_Selection_:
- Born: July 27, 1907 Constantinople, Ottoman Empire (present-day Istanbul, Turkey)
- Died: October 12, 1991 (aged 84) Berkeley, California, U.S.

Education
- Education: Chicago Theological Seminary Harvard University
- Doctoral advisor: Alfred North Whitehead

Philosophical work
- Era: Contemporary philosophy
- Region: Western philosophy
- School: Analytic philosophy
- Doctoral students: Terence Irwin, Richard Kraut, Alexander Nehamas, Paul Woodruff, Gerasimos Santas
- Main interests: Ancient Philosophy Ethics
- Notable ideas: Socratic philosophy as distinct from what is commonly known as Platonism

= Gregory Vlastos =

Greek scholar of ancient philosophy (1907–1991)

Gregory Vlastos (/ˈvlæstoʊs/; Γρηγόριος Βλαστός; July 27, 1907 - October 12, 1991) was a preeminent scholar of ancient philosophy, and author of many works on Plato and Socrates. He transformed the analysis of classical philosophy by applying techniques of modern analytic philosophy to restate and evaluate the views of Socrates and Plato.

==Biography==
===Early life and education===
Vlastos was born in Istanbul (then Constantinople), to a Scottish mother and a Greek father, Kimon Vlastos (his parents later moved to Brussels, Belgium). His father was associated with the Imperial Ottoman Bank in Instanbul before the revolution. In Istanbul his parents belonged to a small sect of Greek Protestants and he received a Presbyterian Church upbringing. After graduating from Istanbul's American-sponsored school, Robert College, in 1925, he enrolled in the Chicago Theological Seminary, where he earned a Bachelor of Divinity in 1929. He was ordained a minister in the Congregational Church, but he never became a pastor. He attended graduate school in philosophy at Harvard University where he received a PhD in 1931. His dissertation, "God as a Metaphysical Concept," was supervised by Alfred North Whitehead. His teachers included Whitehead and Raphael Demos.

===Career===
Vlastos accepted a position at Queen's University in Kingston, Ontario, Canada in 1931. While there, he wrote two books and edited a third book, all concerning Christianity. In 1938 he had completed a manuscript of 30,000 words on "Religion and the State in Plato," which he never published. His first articles were for the journal Christendom ("What Is Love?" (1935) and "Jesus's Conflict with the Pharisees" (1937)). He also published "Organic Categories in Whitehead" in the Journal of Philosophy (1937).

His first articles in ancient philosophy were published during these years. They included “The Disorderly Motion in the Timaeus” (1939) in Classical Quarterly and “Slavery in Plato’s Thought,” in the Philosophical Review (1941). He published more articles in ancient philosophy after the war, including “Ethics and Physics in Democritus I” and “Ethics and Physics in Democritus II” in the Philosophical Review (1945 and 1946) and "Equality and Justice in Early Greek Cosmologies" in Classical Philology (1947).

In 1948, Vlastos moved to Cornell University. His publications included "The Physical Theory of Anaxagoras" (Philosophical Review (1950)) and "Theology and Philosophy in Early Greek Thought" (Philosophical Quarterly (1952). While there he produced his first book-length study of Socrates, which, like his earlier book on Plato, he withheld from publication.

_Requests_:
**1)** According to the Gregory Vlastos biography, who supervised his dissertation?
**2)** In the Gregory Vlastos biography, switch "preeminent" to "leading" and write the passage out again, beginning at the words "Greek scholar of" and stopping after "Socrates and Plato.".
**3)** Proceed with the Gregory Vlastos biography, picking up after its last sentence.

_Material provided_:
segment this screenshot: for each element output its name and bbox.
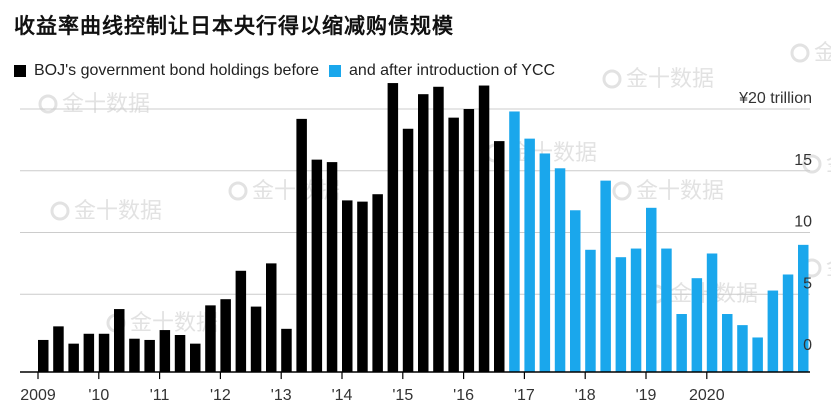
legend-swatch-after xyxy=(329,65,342,77)
bar xyxy=(737,325,748,373)
legend-label-after: and after introduction of YCC xyxy=(349,62,556,79)
svg-text:金十数据: 金十数据 xyxy=(130,311,218,336)
svg-text:金十数据: 金十数据 xyxy=(826,256,831,281)
svg-text:金十数据: 金十数据 xyxy=(62,92,150,117)
svg-text:金十数据: 金十数据 xyxy=(826,152,831,177)
x-tick-label: '16 xyxy=(453,387,474,404)
bar xyxy=(722,314,733,373)
x-tick-label: 2020 xyxy=(689,387,725,404)
x-tick-label: '14 xyxy=(332,387,353,404)
bar xyxy=(205,305,216,373)
bar xyxy=(554,168,566,373)
watermark: 金十数据 xyxy=(228,179,340,204)
bar xyxy=(83,333,95,373)
y-tick-label: ¥20 trillion xyxy=(738,90,812,107)
bar xyxy=(646,207,657,373)
svg-text:金十数据: 金十数据 xyxy=(626,67,714,92)
bar xyxy=(570,210,581,373)
x-tick-label: '12 xyxy=(210,387,231,404)
watermark: 金十数据 xyxy=(790,41,831,66)
x-axis xyxy=(20,371,810,380)
x-axis-labels: 2009 '10 '11 '12 '13 '14 '15 '16 '17 '18 '19 2020 xyxy=(20,387,724,404)
bar xyxy=(539,153,551,373)
x-tick-label: '11 xyxy=(150,387,170,404)
y-tick-label: 10 xyxy=(794,214,812,231)
x-tick-label: '17 xyxy=(514,387,535,404)
bar xyxy=(524,138,535,373)
bar xyxy=(691,278,703,373)
bar xyxy=(326,162,338,373)
bar xyxy=(38,339,49,373)
legend-swatch-before xyxy=(14,65,26,77)
chart-title: 收益率曲线控制让日本央行得以缩减购债规模 xyxy=(14,14,454,38)
bar xyxy=(68,343,79,373)
legend-label-before: BOJ's government bond holdings before xyxy=(34,62,320,79)
bar xyxy=(342,200,353,373)
bar xyxy=(159,330,171,373)
bar xyxy=(53,326,64,373)
svg-text:金十数据: 金十数据 xyxy=(509,141,597,166)
bar xyxy=(174,335,186,373)
bar xyxy=(585,249,596,373)
watermark: 金十数据 xyxy=(50,199,162,224)
legend-entry-before: BOJ's government bond holdings before xyxy=(14,62,319,80)
bar xyxy=(600,180,611,373)
x-tick-label: 2009 xyxy=(20,387,56,404)
y-tick-label: 15 xyxy=(794,152,812,169)
bar xyxy=(98,333,110,373)
bar xyxy=(129,338,140,373)
bar xyxy=(752,337,763,373)
bar xyxy=(114,309,125,373)
x-tick-label: '19 xyxy=(636,387,657,404)
bar xyxy=(220,299,231,373)
bar xyxy=(235,270,247,373)
bar xyxy=(144,339,155,373)
bar xyxy=(478,85,490,373)
x-tick-label: '13 xyxy=(271,387,292,404)
bar xyxy=(372,194,383,373)
bar xyxy=(433,86,444,373)
bar xyxy=(615,257,627,373)
svg-text:金十数据: 金十数据 xyxy=(636,179,724,204)
bar xyxy=(509,111,520,373)
watermark: 金十数据 xyxy=(602,67,714,92)
bar xyxy=(402,128,414,373)
svg-text:金十数据: 金十数据 xyxy=(252,179,340,204)
svg-text:金十数据: 金十数据 xyxy=(74,199,162,224)
bar xyxy=(296,118,307,373)
x-tick-label: '10 xyxy=(88,387,109,404)
x-tick-label: '15 xyxy=(392,387,413,404)
bar xyxy=(706,253,718,373)
bar xyxy=(190,343,201,373)
bar xyxy=(311,159,323,373)
grid-lines xyxy=(20,108,810,295)
bar xyxy=(767,290,779,373)
bar xyxy=(676,314,687,373)
bar xyxy=(266,263,277,373)
chart-legend: BOJ's government bond holdings before an… xyxy=(14,62,565,80)
y-tick-label: 5 xyxy=(803,275,812,292)
y-tick-label: 0 xyxy=(803,337,812,354)
bar xyxy=(782,274,794,373)
watermark: 金十数据 xyxy=(612,179,724,204)
bar xyxy=(463,109,475,373)
bar xyxy=(387,83,399,373)
bar xyxy=(494,141,505,373)
x-tick-label: '18 xyxy=(575,387,596,404)
bar xyxy=(357,201,368,373)
bar xyxy=(281,328,292,373)
legend-entry-after: and after introduction of YCC xyxy=(329,62,555,80)
bar xyxy=(448,117,459,373)
watermark: 金十数据 xyxy=(38,92,150,117)
y-axis-labels: 0 5 10 15 ¥20 trillion xyxy=(738,90,812,354)
bar xyxy=(418,94,429,373)
svg-text:金十数据: 金十数据 xyxy=(814,41,831,66)
bar xyxy=(661,248,672,373)
watermark: 金十数据 xyxy=(802,152,831,177)
bar xyxy=(250,306,262,373)
bar xyxy=(798,244,809,373)
bar xyxy=(630,248,642,373)
bars xyxy=(38,83,809,373)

_Expected outputs_:
**1)** Alfred North Whitehead.

**2)**
Greek scholar of ancient philosophy (1907–1991)

Gregory Vlastos (/ˈvlæstoʊs/; Γρηγόριος Βλαστός; July 27, 1907 - October 12, 1991) was a leading scholar of ancient philosophy, and author of many works on Plato and Socrates. He transformed the analysis of classical philosophy by applying techniques of modern analytic philosophy to restate and evaluate the views of Socrates and Plato.

**3)**
In 1954–1955 he was a fellow at the Institute for Advanced Study at Princeton. While there he published “The Third Man Argument in the Parmenides” in the Philosophical Review in 1954. According to Alexander Phoebus Dionysiou Mourelatos, the middle and late 1950s saw a revolution in the study of ancient Greek philosophy: “The techniques of rigorous analysis and formal modeling that philosophers had applied ahistorically to the study of philosophical concepts and arguments came to be applied to the analysis of Greek philosophical texts. . . . In North America, the revolution had a single precipitating event and a single instigator: the publication in July 1954 in the Philosophical Review of ‘The Third Man Argument in the Parmenides’ by Gregory Vlastos.” Vlastos himself said that his 1954 paper "was to prove the most relentlessly rebutted monograph of the fifties in its field." About his transformation of the analysis of classical philosophy Terence Irwin (who wrote his dissertation on Plato under Vlastos at Princeton) has written: "He always insisted on close linguistic and philological analysis, and emphasised the importance of close examination of the logical structure of particular arguments. But he didn't do this out of some partisan allegiance to (so-called) 'analytic' philosophy, or because he was uninterested in the broader ethical philosophical and religious questions that arouse our interest in Plato in the first place. On the contrary, Vlastos's work shows that the demand for rigour and clarity need not result in narrowness or pedantry; that historical and philosophical reflection can illuminate questions of immediate ethical interest, both personal and social; and that scholarly writing need not appear inaccessible or unattractive to the non-specialised reader."

In 1955 he became the Stuart Professor of Philosophy at Princeton University, a position which he held until 1976. He was twice chair of the Department of Philosophy and was a member of the "Committee of Three" for tenure and promotion at Princeton. He cofounded the Princeton Program in Classical Philosophy with Whitney J. Oates. He also helped created the National Humanities Center and the Council for Philosophical Studies. He participated in negotiations leading to the creation of the National Endowment for the Humanities. During his time at Princeton he edited the translation Plato's "Protagoras" by Benjamin Jowett (1956) and published "The Paradox of Socrates" (Queen's Quarterly, 1958) as well as the edited collection The Philosophy of Socrates (1971). He also published the much-anthologized essay, "Justice and Equality" (1962). In 1975 he published Plato's Universe.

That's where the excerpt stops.